Items from a dataset
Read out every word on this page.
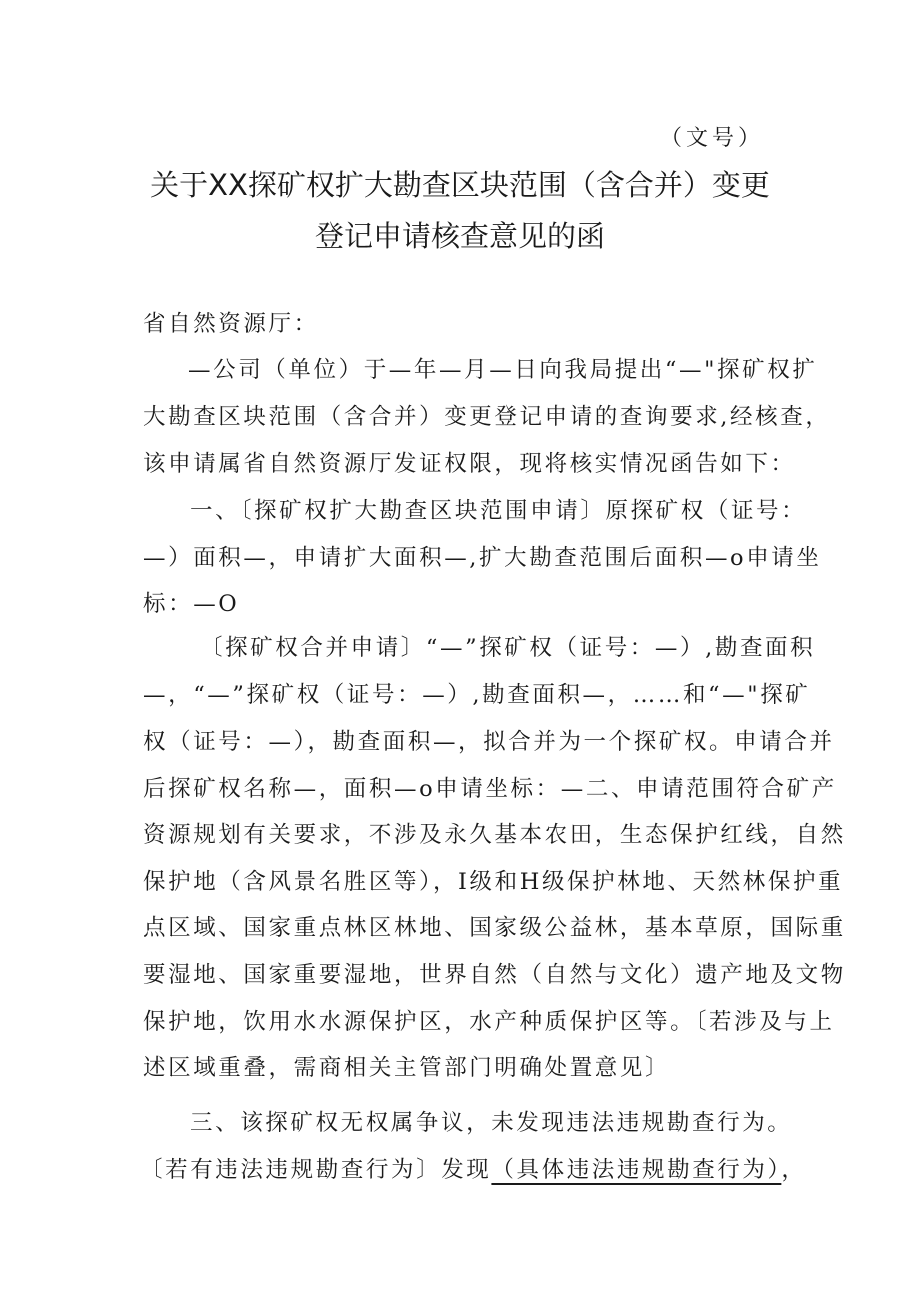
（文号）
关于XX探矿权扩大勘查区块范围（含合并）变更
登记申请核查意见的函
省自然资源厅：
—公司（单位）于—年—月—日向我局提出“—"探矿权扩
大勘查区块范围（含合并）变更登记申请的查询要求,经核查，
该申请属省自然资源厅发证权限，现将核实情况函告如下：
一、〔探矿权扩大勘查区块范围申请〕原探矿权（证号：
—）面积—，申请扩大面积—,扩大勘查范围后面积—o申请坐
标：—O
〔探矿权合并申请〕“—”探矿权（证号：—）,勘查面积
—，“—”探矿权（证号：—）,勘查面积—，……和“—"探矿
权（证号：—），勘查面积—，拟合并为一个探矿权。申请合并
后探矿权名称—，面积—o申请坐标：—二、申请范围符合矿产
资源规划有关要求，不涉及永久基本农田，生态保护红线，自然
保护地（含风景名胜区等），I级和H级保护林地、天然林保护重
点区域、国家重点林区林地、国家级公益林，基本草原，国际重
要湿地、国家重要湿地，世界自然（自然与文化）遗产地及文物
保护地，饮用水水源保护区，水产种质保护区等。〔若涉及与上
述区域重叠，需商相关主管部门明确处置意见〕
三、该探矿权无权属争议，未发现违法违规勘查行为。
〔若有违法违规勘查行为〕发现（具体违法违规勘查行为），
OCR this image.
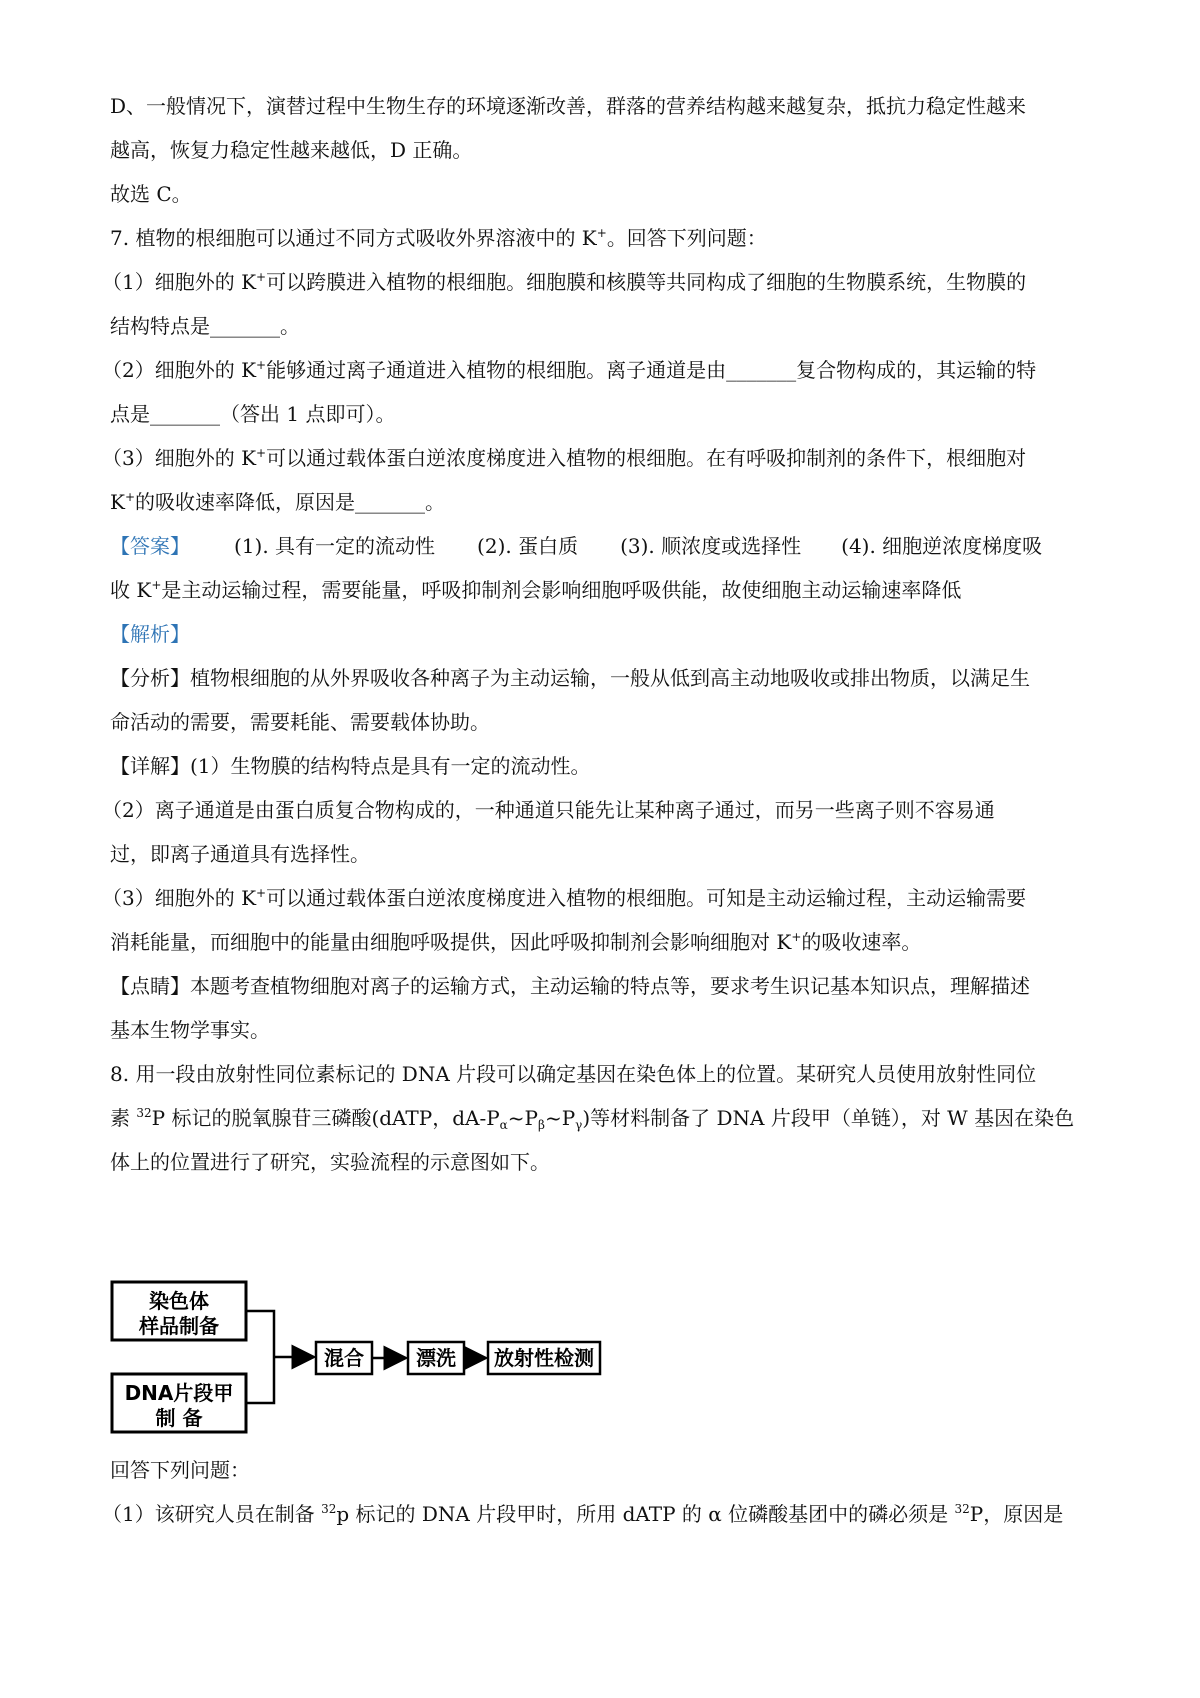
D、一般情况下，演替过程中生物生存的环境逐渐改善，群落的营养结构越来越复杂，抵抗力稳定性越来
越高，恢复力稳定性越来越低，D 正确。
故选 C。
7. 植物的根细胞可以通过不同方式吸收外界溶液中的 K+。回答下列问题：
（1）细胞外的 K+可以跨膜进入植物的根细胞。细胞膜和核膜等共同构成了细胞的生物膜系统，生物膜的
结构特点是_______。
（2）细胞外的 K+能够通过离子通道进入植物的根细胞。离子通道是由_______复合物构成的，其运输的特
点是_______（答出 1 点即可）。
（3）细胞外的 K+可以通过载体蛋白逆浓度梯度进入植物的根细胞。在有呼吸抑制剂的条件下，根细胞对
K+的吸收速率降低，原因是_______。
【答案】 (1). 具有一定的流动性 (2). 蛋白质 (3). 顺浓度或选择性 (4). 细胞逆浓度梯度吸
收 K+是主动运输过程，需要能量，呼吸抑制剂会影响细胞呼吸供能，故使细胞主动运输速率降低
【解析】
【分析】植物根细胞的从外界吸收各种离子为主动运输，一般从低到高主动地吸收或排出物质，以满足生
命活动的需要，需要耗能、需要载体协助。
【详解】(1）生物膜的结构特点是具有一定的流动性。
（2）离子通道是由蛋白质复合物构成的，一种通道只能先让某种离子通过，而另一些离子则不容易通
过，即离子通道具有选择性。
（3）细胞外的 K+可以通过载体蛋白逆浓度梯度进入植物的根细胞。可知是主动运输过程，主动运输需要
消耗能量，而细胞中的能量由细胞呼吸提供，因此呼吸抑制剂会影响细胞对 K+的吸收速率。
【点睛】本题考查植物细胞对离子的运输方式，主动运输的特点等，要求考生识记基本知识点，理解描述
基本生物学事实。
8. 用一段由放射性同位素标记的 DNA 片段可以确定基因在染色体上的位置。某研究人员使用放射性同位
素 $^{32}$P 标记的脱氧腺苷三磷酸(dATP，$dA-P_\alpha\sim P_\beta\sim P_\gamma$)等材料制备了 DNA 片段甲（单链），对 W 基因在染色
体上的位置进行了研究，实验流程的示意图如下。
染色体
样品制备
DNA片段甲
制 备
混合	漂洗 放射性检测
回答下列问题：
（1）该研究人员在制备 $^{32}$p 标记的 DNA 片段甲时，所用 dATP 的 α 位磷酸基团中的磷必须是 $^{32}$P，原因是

> _REQUIREMENT_:
Count the lines in the records above that contain the word "this", and reply with only that number.

> _FULL OUTPUT_:
2